TO BE DONE: Output the full material exactly as it appears here.

DATA FOR THIS EXERCISE:
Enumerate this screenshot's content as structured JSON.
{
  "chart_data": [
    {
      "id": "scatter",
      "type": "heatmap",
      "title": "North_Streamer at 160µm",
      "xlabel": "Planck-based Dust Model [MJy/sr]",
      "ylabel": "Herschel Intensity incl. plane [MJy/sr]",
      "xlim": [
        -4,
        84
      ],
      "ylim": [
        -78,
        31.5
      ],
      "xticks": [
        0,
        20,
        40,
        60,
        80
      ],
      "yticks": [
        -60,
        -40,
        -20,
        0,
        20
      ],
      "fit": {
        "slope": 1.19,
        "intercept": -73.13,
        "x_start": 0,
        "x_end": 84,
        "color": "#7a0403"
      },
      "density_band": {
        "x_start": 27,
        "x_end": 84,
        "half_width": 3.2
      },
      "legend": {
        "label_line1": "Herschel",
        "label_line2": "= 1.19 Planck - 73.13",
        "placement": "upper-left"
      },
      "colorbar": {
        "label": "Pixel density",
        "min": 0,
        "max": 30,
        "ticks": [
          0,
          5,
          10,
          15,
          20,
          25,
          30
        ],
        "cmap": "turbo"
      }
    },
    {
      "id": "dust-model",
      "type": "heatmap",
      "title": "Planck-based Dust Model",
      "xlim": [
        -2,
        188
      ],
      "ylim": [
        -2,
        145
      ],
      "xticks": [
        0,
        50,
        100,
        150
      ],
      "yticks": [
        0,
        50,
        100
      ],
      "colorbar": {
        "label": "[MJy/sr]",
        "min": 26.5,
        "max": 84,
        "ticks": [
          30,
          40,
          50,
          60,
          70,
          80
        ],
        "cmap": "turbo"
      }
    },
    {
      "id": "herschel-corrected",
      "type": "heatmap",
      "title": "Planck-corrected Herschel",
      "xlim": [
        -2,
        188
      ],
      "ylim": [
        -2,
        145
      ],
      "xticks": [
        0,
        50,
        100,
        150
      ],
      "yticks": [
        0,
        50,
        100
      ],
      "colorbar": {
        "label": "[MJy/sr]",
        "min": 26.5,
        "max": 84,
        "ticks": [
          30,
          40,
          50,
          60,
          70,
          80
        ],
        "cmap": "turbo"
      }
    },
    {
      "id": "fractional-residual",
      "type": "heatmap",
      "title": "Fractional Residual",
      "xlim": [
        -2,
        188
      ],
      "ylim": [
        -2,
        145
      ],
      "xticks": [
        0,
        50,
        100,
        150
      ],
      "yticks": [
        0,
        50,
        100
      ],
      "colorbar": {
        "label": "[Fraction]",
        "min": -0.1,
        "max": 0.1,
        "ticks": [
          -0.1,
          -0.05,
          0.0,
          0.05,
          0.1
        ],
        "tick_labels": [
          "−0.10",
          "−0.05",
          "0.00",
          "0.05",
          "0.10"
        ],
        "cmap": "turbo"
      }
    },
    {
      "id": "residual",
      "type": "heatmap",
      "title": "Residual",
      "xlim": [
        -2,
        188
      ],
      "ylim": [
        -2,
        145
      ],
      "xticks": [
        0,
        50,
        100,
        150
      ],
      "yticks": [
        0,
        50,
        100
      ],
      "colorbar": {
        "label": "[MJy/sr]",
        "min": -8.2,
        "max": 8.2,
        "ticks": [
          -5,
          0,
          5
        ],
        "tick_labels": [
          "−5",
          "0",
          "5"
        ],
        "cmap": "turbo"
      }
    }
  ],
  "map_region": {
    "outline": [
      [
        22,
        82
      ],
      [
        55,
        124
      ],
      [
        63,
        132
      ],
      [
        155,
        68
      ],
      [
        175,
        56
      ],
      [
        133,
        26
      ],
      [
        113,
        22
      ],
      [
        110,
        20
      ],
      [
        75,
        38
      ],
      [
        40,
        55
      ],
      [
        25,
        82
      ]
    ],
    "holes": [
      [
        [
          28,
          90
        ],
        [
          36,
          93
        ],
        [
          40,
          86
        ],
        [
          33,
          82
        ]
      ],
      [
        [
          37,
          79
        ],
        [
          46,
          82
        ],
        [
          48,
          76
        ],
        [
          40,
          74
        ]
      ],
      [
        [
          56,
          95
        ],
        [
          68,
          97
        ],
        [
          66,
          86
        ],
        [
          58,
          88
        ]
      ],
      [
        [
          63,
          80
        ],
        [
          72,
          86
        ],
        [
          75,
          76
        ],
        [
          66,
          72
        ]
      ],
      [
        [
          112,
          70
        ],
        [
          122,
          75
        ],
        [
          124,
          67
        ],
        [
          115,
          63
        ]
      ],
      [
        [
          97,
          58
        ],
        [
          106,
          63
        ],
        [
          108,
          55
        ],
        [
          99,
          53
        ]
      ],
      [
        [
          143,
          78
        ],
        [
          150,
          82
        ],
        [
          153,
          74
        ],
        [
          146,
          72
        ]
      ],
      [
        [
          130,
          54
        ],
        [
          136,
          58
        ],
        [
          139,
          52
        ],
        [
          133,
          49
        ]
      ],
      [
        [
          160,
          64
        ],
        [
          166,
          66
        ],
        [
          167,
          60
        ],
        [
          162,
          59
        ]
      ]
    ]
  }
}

TASK OUTPUT:
Enumerate this screenshot's content as structured JSON.
{
  "chart_data": [
    {
      "id": "scatter",
      "type": "heatmap",
      "title": "North_Streamer at 160µm",
      "xlabel": "Planck-based Dust Model [MJy/sr]",
      "ylabel": "Herschel Intensity incl. plane [MJy/sr]",
      "xlim": [
        -4,
        84
      ],
      "ylim": [
        -78,
        31.5
      ],
      "xticks": [
        0,
        20,
        40,
        60,
        80
      ],
      "yticks": [
        -60,
        -40,
        -20,
        0,
        20
      ],
      "fit": {
        "slope": 1.19,
        "intercept": -73.13,
        "x_start": 0,
        "x_end": 84,
        "color": "#7a0403"
      },
      "density_band": {
        "x_start": 27,
        "x_end": 84,
        "half_width": 3.2
      },
      "legend": {
        "label_line1": "Herschel",
        "label_line2": "= 1.19 Planck - 73.13",
        "placement": "upper-left"
      },
      "colorbar": {
        "label": "Pixel density",
        "min": 0,
        "max": 30,
        "ticks": [
          0,
          5,
          10,
          15,
          20,
          25,
          30
        ],
        "cmap": "turbo"
      }
    },
    {
      "id": "dust-model",
      "type": "heatmap",
      "title": "Planck-based Dust Model",
      "xlim": [
        -2,
        188
      ],
      "ylim": [
        -2,
        145
      ],
      "xticks": [
        0,
        50,
        100,
        150
      ],
      "yticks": [
        0,
        50,
        100
      ],
      "colorbar": {
        "label": "[MJy/sr]",
        "min": 26.5,
        "max": 84,
        "ticks": [
          30,
          40,
          50,
          60,
          70,
          80
        ],
        "cmap": "turbo"
      }
    },
    {
      "id": "herschel-corrected",
      "type": "heatmap",
      "title": "Planck-corrected Herschel",
      "xlim": [
        -2,
        188
      ],
      "ylim": [
        -2,
        145
      ],
      "xticks": [
        0,
        50,
        100,
        150
      ],
      "yticks": [
        0,
        50,
        100
      ],
      "colorbar": {
        "label": "[MJy/sr]",
        "min": 26.5,
        "max": 84,
        "ticks": [
          30,
          40,
          50,
          60,
          70,
          80
        ],
        "cmap": "turbo"
      }
    },
    {
      "id": "fractional-residual",
      "type": "heatmap",
      "title": "Fractional Residual",
      "xlim": [
        -2,
        188
      ],
      "ylim": [
        -2,
        145
      ],
      "xticks": [
        0,
        50,
        100,
        150
      ],
      "yticks": [
        0,
        50,
        100
      ],
      "colorbar": {
        "label": "[Fraction]",
        "min": -0.1,
        "max": 0.1,
        "ticks": [
          -0.1,
          -0.05,
          0.0,
          0.05,
          0.1
        ],
        "tick_labels": [
          "−0.10",
          "−0.05",
          "0.00",
          "0.05",
          "0.10"
        ],
        "cmap": "turbo"
      }
    },
    {
      "id": "residual",
      "type": "heatmap",
      "title": "Residual",
      "xlim": [
        -2,
        188
      ],
      "ylim": [
        -2,
        145
      ],
      "xticks": [
        0,
        50,
        100,
        150
      ],
      "yticks": [
        0,
        50,
        100
      ],
      "colorbar": {
        "label": "[MJy/sr]",
        "min": -8.2,
        "max": 8.2,
        "ticks": [
          -5,
          0,
          5
        ],
        "tick_labels": [
          "−5",
          "0",
          "5"
        ],
        "cmap": "turbo"
      }
    }
  ],
  "map_region": {
    "outline": [
      [
        22,
        82
      ],
      [
        55,
        124
      ],
      [
        63,
        132
      ],
      [
        155,
        68
      ],
      [
        175,
        56
      ],
      [
        133,
        26
      ],
      [
        113,
        22
      ],
      [
        110,
        20
      ],
      [
        75,
        38
      ],
      [
        40,
        55
      ],
      [
        25,
        82
      ]
    ],
    "holes": [
      [
        [
          28,
          90
        ],
        [
          36,
          93
        ],
        [
          40,
          86
        ],
        [
          33,
          82
        ]
      ],
      [
        [
          37,
          79
        ],
        [
          46,
          82
        ],
        [
          48,
          76
        ],
        [
          40,
          74
        ]
      ],
      [
        [
          56,
          95
        ],
        [
          68,
          97
        ],
        [
          66,
          86
        ],
        [
          58,
          88
        ]
      ],
      [
        [
          63,
          80
        ],
        [
          72,
          86
        ],
        [
          75,
          76
        ],
        [
          66,
          72
        ]
      ],
      [
        [
          112,
          70
        ],
        [
          122,
          75
        ],
        [
          124,
          67
        ],
        [
          115,
          63
        ]
      ],
      [
        [
          97,
          58
        ],
        [
          106,
          63
        ],
        [
          108,
          55
        ],
        [
          99,
          53
        ]
      ],
      [
        [
          143,
          78
        ],
        [
          150,
          82
        ],
        [
          153,
          74
        ],
        [
          146,
          72
        ]
      ],
      [
        [
          130,
          54
        ],
        [
          136,
          58
        ],
        [
          139,
          52
        ],
        [
          133,
          49
        ]
      ],
      [
        [
          160,
          64
        ],
        [
          166,
          66
        ],
        [
          167,
          60
        ],
        [
          162,
          59
        ]
      ]
    ]
  }
}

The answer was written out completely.